* Brief
Which lines below hold the word "Temp"? Copy all of them.
-- START OF Supplied information --
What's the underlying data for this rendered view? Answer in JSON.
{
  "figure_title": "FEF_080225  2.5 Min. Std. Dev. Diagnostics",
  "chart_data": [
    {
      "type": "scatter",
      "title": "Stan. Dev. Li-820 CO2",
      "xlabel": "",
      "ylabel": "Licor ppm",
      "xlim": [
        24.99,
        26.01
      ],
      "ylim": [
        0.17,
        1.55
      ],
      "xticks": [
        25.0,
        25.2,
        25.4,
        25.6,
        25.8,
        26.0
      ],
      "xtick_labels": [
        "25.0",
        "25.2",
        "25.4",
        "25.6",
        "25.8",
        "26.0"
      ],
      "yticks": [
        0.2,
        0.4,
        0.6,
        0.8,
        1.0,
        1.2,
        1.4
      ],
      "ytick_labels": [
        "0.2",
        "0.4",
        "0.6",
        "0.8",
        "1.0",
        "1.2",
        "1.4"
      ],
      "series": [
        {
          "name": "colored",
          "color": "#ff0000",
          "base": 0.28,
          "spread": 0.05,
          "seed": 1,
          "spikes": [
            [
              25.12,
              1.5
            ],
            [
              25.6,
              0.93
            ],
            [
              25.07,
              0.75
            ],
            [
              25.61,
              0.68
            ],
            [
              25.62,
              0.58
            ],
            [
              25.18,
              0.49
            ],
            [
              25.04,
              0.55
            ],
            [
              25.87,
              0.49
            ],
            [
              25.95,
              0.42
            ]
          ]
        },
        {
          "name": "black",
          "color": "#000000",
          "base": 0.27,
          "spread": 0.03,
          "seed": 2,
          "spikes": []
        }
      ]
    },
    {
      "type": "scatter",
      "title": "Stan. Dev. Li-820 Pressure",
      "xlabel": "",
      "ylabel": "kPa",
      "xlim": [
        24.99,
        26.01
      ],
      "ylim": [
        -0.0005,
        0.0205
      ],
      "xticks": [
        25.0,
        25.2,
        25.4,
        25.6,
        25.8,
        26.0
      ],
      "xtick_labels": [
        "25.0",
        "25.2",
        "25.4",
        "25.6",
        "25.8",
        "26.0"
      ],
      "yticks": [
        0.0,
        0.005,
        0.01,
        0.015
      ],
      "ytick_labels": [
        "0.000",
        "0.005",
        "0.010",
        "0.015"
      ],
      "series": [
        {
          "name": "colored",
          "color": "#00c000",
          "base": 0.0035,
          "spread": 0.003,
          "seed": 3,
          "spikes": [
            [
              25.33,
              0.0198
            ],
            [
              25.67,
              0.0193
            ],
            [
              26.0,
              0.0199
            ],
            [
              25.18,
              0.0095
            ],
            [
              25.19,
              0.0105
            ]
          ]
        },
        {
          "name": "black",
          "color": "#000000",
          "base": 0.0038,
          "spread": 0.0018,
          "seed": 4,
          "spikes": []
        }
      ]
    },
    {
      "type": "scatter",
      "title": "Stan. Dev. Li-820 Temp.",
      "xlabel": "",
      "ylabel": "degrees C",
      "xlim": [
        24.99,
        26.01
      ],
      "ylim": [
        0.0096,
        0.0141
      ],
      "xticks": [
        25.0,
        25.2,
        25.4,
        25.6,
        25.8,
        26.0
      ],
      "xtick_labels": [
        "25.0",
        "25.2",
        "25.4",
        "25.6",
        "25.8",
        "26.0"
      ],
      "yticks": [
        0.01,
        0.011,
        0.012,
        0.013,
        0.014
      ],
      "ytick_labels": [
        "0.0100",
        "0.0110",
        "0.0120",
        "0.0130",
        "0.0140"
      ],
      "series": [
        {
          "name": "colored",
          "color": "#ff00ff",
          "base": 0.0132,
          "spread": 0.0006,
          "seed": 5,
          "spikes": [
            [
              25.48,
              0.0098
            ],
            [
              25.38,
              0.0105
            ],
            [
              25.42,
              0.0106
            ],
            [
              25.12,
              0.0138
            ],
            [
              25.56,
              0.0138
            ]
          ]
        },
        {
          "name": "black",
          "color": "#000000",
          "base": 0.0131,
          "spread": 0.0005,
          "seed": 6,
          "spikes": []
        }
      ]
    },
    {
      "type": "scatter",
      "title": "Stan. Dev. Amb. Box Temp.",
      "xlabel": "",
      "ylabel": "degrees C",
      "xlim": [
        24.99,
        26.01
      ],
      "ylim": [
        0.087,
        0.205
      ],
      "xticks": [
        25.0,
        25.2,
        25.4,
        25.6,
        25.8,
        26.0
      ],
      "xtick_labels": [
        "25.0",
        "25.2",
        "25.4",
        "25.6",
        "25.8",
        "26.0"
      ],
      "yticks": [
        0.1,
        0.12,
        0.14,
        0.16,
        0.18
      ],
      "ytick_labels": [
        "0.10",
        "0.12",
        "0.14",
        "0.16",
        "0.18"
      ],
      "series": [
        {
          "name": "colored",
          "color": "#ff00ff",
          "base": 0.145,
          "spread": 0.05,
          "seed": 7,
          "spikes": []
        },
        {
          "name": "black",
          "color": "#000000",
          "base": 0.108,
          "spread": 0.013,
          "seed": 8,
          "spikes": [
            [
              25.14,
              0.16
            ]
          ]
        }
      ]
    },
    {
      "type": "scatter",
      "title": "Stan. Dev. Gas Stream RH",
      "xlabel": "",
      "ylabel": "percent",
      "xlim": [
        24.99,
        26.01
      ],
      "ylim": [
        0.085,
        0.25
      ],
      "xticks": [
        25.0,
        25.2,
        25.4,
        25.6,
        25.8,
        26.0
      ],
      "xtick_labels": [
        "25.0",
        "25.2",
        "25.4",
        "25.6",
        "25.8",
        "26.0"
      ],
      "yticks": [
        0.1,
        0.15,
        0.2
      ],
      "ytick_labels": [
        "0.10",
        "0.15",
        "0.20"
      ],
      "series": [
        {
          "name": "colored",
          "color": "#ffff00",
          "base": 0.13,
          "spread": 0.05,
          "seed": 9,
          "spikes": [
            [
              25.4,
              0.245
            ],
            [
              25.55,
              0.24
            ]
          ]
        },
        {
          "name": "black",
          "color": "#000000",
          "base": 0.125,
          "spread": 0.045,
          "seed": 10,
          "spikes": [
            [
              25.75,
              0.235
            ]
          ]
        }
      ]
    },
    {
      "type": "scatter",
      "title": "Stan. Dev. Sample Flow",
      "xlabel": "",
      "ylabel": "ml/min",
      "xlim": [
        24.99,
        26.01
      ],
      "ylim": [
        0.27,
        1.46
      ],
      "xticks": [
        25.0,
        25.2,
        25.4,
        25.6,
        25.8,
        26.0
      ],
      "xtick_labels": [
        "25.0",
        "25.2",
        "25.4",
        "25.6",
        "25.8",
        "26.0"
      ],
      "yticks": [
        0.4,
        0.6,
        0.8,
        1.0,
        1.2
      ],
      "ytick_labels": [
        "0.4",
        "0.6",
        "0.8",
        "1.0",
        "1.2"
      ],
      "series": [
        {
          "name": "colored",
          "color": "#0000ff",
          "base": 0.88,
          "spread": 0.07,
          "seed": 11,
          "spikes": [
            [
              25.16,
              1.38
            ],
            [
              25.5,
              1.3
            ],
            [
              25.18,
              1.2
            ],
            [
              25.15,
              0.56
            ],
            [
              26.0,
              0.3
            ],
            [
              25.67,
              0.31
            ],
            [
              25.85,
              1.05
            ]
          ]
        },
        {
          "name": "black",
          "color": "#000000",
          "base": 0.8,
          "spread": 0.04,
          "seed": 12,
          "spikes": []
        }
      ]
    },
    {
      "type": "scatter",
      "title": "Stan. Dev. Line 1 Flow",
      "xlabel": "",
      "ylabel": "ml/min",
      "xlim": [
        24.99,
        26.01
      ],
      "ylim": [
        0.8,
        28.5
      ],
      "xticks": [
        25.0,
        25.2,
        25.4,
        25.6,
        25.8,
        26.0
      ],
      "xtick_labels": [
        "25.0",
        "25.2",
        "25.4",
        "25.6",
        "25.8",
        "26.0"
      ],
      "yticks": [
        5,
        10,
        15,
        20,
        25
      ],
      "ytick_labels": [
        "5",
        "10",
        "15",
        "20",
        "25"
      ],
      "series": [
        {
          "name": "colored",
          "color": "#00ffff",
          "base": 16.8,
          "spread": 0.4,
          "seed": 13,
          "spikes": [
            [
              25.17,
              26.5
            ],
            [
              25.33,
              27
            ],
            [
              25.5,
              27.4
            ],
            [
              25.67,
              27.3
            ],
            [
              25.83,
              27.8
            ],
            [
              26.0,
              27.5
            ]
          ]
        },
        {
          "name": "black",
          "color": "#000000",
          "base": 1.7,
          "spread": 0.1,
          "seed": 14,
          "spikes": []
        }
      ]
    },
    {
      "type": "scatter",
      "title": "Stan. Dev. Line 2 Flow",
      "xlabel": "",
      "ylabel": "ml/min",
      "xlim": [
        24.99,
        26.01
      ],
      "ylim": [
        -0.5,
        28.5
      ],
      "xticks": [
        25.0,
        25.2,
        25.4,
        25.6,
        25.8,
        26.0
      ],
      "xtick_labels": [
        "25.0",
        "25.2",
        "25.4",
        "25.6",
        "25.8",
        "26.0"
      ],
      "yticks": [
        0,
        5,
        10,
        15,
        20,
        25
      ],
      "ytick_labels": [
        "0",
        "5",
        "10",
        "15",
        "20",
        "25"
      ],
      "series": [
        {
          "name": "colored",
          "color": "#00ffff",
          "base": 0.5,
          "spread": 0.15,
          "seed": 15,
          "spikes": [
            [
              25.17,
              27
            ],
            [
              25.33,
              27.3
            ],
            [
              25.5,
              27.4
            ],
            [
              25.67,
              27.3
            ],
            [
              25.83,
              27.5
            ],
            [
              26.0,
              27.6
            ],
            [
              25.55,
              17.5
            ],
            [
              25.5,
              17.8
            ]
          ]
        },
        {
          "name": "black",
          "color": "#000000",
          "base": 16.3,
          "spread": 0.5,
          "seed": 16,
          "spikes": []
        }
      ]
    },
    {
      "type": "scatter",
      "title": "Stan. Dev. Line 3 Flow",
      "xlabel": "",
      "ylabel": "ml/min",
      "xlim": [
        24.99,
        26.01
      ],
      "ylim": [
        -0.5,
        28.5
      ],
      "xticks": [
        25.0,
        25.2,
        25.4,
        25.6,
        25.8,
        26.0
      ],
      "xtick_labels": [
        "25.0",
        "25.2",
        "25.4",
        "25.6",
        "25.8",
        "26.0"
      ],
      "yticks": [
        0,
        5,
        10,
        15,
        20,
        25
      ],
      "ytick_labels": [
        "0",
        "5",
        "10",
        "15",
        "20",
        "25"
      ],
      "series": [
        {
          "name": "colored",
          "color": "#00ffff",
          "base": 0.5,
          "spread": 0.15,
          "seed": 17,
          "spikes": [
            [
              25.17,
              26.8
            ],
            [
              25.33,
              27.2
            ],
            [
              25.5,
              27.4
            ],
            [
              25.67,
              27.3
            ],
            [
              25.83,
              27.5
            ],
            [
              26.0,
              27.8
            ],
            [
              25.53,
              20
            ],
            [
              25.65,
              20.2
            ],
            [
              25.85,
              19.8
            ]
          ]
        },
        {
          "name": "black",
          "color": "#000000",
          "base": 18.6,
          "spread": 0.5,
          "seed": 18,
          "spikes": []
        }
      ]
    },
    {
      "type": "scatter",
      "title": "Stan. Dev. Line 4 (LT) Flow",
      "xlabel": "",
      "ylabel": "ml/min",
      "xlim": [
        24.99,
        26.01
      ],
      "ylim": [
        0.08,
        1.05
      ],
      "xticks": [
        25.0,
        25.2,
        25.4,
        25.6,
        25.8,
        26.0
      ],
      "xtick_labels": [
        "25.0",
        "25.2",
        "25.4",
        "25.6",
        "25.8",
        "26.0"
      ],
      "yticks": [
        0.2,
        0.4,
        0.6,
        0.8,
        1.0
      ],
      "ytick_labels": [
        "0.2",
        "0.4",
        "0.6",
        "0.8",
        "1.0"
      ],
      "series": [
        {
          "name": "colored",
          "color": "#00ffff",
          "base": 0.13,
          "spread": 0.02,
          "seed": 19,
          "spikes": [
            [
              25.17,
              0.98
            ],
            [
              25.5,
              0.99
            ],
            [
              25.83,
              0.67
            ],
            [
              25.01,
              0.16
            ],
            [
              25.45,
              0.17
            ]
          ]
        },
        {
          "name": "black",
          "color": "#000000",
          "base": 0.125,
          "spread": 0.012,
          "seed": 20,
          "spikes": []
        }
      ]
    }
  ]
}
-- END OF Supplied information --
* The output
      "title": "Stan. Dev. Li-820 Temp.",
      "title": "Stan. Dev. Amb. Box Temp.",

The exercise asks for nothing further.